Exercise brief:
Output each entry exactly; skip nothing.

Supplied material:
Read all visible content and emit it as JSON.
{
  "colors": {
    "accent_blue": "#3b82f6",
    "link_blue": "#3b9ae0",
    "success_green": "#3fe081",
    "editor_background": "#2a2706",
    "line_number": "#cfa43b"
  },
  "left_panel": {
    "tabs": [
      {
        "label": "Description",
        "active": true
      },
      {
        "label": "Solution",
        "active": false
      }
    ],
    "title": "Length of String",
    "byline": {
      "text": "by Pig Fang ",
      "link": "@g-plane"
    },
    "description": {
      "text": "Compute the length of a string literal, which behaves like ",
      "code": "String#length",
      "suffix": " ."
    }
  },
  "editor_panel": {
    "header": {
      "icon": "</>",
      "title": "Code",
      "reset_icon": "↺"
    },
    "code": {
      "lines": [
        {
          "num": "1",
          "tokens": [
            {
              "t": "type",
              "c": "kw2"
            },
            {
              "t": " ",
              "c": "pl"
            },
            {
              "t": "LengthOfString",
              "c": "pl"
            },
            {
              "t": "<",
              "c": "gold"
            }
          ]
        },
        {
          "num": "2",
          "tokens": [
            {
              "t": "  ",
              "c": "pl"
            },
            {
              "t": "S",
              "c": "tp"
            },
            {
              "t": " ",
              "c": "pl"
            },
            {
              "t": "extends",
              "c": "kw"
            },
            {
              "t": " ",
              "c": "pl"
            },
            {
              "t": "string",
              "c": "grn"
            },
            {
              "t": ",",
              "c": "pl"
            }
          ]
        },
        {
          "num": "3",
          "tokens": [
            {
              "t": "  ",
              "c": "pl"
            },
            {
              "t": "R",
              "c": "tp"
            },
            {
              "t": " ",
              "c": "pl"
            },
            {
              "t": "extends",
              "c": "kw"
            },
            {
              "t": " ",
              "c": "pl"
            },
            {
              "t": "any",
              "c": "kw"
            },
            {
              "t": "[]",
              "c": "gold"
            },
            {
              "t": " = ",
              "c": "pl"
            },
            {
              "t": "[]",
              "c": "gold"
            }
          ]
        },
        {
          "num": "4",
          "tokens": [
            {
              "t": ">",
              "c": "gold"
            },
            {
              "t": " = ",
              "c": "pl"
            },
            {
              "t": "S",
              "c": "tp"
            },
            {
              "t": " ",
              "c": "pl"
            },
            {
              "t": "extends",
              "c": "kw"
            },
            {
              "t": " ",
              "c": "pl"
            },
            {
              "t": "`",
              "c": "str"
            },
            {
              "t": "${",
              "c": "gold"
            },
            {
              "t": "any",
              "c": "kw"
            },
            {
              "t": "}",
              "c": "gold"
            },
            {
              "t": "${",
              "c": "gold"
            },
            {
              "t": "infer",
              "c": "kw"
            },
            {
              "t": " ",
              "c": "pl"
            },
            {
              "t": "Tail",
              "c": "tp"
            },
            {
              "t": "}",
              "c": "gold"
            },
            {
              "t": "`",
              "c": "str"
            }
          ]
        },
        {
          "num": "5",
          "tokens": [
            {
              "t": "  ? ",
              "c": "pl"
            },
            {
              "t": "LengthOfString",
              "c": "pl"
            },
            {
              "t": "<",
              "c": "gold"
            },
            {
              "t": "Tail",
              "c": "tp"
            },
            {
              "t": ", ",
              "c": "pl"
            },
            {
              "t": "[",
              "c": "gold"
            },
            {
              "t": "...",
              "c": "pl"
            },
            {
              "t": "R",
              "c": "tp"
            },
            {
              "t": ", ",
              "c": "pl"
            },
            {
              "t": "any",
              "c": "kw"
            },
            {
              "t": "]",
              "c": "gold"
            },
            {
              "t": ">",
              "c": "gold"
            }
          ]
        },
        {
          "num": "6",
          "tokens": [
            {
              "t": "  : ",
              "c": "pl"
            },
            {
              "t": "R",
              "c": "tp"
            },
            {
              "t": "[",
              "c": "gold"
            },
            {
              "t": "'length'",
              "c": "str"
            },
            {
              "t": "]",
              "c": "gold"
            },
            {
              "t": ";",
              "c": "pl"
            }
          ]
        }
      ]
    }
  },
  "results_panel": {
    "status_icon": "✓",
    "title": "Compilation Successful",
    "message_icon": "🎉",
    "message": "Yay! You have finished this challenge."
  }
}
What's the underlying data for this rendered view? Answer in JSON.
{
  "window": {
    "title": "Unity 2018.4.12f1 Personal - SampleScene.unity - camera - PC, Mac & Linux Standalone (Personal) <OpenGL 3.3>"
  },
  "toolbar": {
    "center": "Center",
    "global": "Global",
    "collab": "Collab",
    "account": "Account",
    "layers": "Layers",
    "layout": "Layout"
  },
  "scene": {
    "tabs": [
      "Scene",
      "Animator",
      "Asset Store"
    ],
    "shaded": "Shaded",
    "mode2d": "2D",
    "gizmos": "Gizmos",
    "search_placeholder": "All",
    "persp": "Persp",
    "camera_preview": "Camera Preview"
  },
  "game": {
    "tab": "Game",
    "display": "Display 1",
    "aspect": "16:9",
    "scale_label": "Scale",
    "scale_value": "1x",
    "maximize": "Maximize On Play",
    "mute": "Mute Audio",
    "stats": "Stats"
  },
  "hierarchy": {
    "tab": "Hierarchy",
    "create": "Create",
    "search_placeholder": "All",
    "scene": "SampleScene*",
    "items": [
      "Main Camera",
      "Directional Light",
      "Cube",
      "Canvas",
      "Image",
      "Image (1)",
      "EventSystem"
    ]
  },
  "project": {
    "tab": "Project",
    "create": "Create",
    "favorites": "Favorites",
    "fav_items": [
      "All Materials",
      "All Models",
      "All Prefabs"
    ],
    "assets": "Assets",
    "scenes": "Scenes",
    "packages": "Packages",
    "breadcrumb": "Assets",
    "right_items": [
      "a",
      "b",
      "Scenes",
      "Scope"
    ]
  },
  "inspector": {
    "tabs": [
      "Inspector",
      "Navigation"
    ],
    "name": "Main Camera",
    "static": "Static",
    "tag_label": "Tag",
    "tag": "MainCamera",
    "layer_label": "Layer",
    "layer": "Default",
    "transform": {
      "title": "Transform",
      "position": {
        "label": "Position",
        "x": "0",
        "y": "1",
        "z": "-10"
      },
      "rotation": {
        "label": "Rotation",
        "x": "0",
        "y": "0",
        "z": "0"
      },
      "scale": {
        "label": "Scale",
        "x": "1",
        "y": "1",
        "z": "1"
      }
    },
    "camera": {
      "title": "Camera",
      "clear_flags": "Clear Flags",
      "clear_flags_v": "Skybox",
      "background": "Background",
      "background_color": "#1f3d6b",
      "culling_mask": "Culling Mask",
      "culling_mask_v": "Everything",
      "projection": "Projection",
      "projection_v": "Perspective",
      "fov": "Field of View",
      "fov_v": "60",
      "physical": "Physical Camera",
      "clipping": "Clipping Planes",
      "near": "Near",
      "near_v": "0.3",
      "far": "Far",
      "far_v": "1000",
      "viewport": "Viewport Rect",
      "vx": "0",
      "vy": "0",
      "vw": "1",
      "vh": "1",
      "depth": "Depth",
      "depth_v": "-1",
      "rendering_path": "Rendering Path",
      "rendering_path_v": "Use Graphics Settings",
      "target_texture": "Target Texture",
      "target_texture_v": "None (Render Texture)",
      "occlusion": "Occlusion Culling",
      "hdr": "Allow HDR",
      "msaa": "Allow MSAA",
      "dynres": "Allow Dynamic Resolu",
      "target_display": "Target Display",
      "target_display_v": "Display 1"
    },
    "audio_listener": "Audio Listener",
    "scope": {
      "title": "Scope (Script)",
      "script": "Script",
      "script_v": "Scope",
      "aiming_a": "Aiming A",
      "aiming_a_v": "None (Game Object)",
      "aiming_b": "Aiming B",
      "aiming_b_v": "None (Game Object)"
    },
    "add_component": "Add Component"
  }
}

Reply:
Read all visible content and emit it as JSON.
{
  "colors": {
    "accent_blue": "#3b82f6",
    "link_blue": "#3b9ae0",
    "success_green": "#3fe081",
    "editor_background": "#2a2706",
    "line_number": "#cfa43b"
  },
  "left_panel": {
    "tabs": [
      {
        "label": "Description",
        "active": true
      },
      {
        "label": "Solution",
        "active": false
      }
    ],
    "title": "Length of String",
    "byline": {
      "text": "by Pig Fang ",
      "link": "@g-plane"
    },
    "description": {
      "text": "Compute the length of a string literal, which behaves like ",
      "code": "String#length",
      "suffix": " ."
    }
  },
  "editor_panel": {
    "header": {
      "icon": "</>",
      "title": "Code",
      "reset_icon": "↺"
    },
    "code": {
      "lines": [
        {
          "num": "1",
          "tokens": [
            {
              "t": "type",
              "c": "kw2"
            },
            {
              "t": " ",
              "c": "pl"
            },
            {
              "t": "LengthOfString",
              "c": "pl"
            },
            {
              "t": "<",
              "c": "gold"
            }
          ]
        },
        {
          "num": "2",
          "tokens": [
            {
              "t": "  ",
              "c": "pl"
            },
            {
              "t": "S",
              "c": "tp"
            },
            {
              "t": " ",
              "c": "pl"
            },
            {
              "t": "extends",
              "c": "kw"
            },
            {
              "t": " ",
              "c": "pl"
            },
            {
              "t": "string",
              "c": "grn"
            },
            {
              "t": ",",
              "c": "pl"
            }
          ]
        },
        {
          "num": "3",
          "tokens": [
            {
              "t": "  ",
              "c": "pl"
            },
            {
              "t": "R",
              "c": "tp"
            },
            {
              "t": " ",
              "c": "pl"
            },
            {
              "t": "extends",
              "c": "kw"
            },
            {
              "t": " ",
              "c": "pl"
            },
            {
              "t": "any",
              "c": "kw"
            },
            {
              "t": "[]",
              "c": "gold"
            },
            {
              "t": " = ",
              "c": "pl"
            },
            {
              "t": "[]",
              "c": "gold"
            }
          ]
        },
        {
          "num": "4",
          "tokens": [
            {
              "t": ">",
              "c": "gold"
            },
            {
              "t": " = ",
              "c": "pl"
            },
            {
              "t": "S",
              "c": "tp"
            },
            {
              "t": " ",
              "c": "pl"
            },
            {
              "t": "extends",
              "c": "kw"
            },
            {
              "t": " ",
              "c": "pl"
            },
            {
              "t": "`",
              "c": "str"
            },
            {
              "t": "${",
              "c": "gold"
            },
            {
              "t": "any",
              "c": "kw"
            },
            {
              "t": "}",
              "c": "gold"
            },
            {
              "t": "${",
              "c": "gold"
            },
            {
              "t": "infer",
              "c": "kw"
            },
            {
              "t": " ",
              "c": "pl"
            },
            {
              "t": "Tail",
              "c": "tp"
            },
            {
              "t": "}",
              "c": "gold"
            },
            {
              "t": "`",
              "c": "str"
            }
          ]
        },
        {
          "num": "5",
          "tokens": [
            {
              "t": "  ? ",
              "c": "pl"
            },
            {
              "t": "LengthOfString",
              "c": "pl"
            },
            {
              "t": "<",
              "c": "gold"
            },
            {
              "t": "Tail",
              "c": "tp"
            },
            {
              "t": ", ",
              "c": "pl"
            },
            {
              "t": "[",
              "c": "gold"
            },
            {
              "t": "...",
              "c": "pl"
            },
            {
              "t": "R",
              "c": "tp"
            },
            {
              "t": ", ",
              "c": "pl"
            },
            {
              "t": "any",
              "c": "kw"
            },
            {
              "t": "]",
              "c": "gold"
            },
            {
              "t": ">",
              "c": "gold"
            }
          ]
        },
        {
          "num": "6",
          "tokens": [
            {
              "t": "  : ",
              "c": "pl"
            },
            {
              "t": "R",
              "c": "tp"
            },
            {
              "t": "[",
              "c": "gold"
            },
            {
              "t": "'length'",
              "c": "str"
            },
            {
              "t": "]",
              "c": "gold"
            },
            {
              "t": ";",
              "c": "pl"
            }
          ]
        }
      ]
    }
  },
  "results_panel": {
    "status_icon": "✓",
    "title": "Compilation Successful",
    "message_icon": "🎉",
    "message": "Yay! You have finished this challenge."
  }
}
What's the underlying data for this rendered view? Answer in JSON.
{
  "window": {
    "title": "Unity 2018.4.12f1 Personal - SampleScene.unity - camera - PC, Mac & Linux Standalone (Personal) <OpenGL 3.3>"
  },
  "toolbar": {
    "center": "Center",
    "global": "Global",
    "collab": "Collab",
    "account": "Account",
    "layers": "Layers",
    "layout": "Layout"
  },
  "scene": {
    "tabs": [
      "Scene",
      "Animator",
      "Asset Store"
    ],
    "shaded": "Shaded",
    "mode2d": "2D",
    "gizmos": "Gizmos",
    "search_placeholder": "All",
    "persp": "Persp",
    "camera_preview": "Camera Preview"
  },
  "game": {
    "tab": "Game",
    "display": "Display 1",
    "aspect": "16:9",
    "scale_label": "Scale",
    "scale_value": "1x",
    "maximize": "Maximize On Play",
    "mute": "Mute Audio",
    "stats": "Stats"
  },
  "hierarchy": {
    "tab": "Hierarchy",
    "create": "Create",
    "search_placeholder": "All",
    "scene": "SampleScene*",
    "items": [
      "Main Camera",
      "Directional Light",
      "Cube",
      "Canvas",
      "Image",
      "Image (1)",
      "EventSystem"
    ]
  },
  "project": {
    "tab": "Project",
    "create": "Create",
    "favorites": "Favorites",
    "fav_items": [
      "All Materials",
      "All Models",
      "All Prefabs"
    ],
    "assets": "Assets",
    "scenes": "Scenes",
    "packages": "Packages",
    "breadcrumb": "Assets",
    "right_items": [
      "a",
      "b",
      "Scenes",
      "Scope"
    ]
  },
  "inspector": {
    "tabs": [
      "Inspector",
      "Navigation"
    ],
    "name": "Main Camera",
    "static": "Static",
    "tag_label": "Tag",
    "tag": "MainCamera",
    "layer_label": "Layer",
    "layer": "Default",
    "transform": {
      "title": "Transform",
      "position": {
        "label": "Position",
        "x": "0",
        "y": "1",
        "z": "-10"
      },
      "rotation": {
        "label": "Rotation",
        "x": "0",
        "y": "0",
        "z": "0"
      },
      "scale": {
        "label": "Scale",
        "x": "1",
        "y": "1",
        "z": "1"
      }
    },
    "camera": {
      "title": "Camera",
      "clear_flags": "Clear Flags",
      "clear_flags_v": "Skybox",
      "background": "Background",
      "background_color": "#1f3d6b",
      "culling_mask": "Culling Mask",
      "culling_mask_v": "Everything",
      "projection": "Projection",
      "projection_v": "Perspective",
      "fov": "Field of View",
      "fov_v": "60",
      "physical": "Physical Camera",
      "clipping": "Clipping Planes",
      "near": "Near",
      "near_v": "0.3",
      "far": "Far",
      "far_v": "1000",
      "viewport": "Viewport Rect",
      "vx": "0",
      "vy": "0",
      "vw": "1",
      "vh": "1",
      "depth": "Depth",
      "depth_v": "-1",
      "rendering_path": "Rendering Path",
      "rendering_path_v": "Use Graphics Settings",
      "target_texture": "Target Texture",
      "target_texture_v": "None (Render Texture)",
      "occlusion": "Occlusion Culling",
      "hdr": "Allow HDR",
      "msaa": "Allow MSAA",
      "dynres": "Allow Dynamic Resolu",
      "target_display": "Target Display",
      "target_display_v": "Display 1"
    },
    "audio_listener": "Audio Listener",
    "scope": {
      "title": "Scope (Script)",
      "script": "Script",
      "script_v": "Scope",
      "aiming_a": "Aiming A",
      "aiming_a_v": "None (Game Object)",
      "aiming_b": "Aiming B",
      "aiming_b_v": "None (Game Object)"
    },
    "add_component": "Add Component"
  }
}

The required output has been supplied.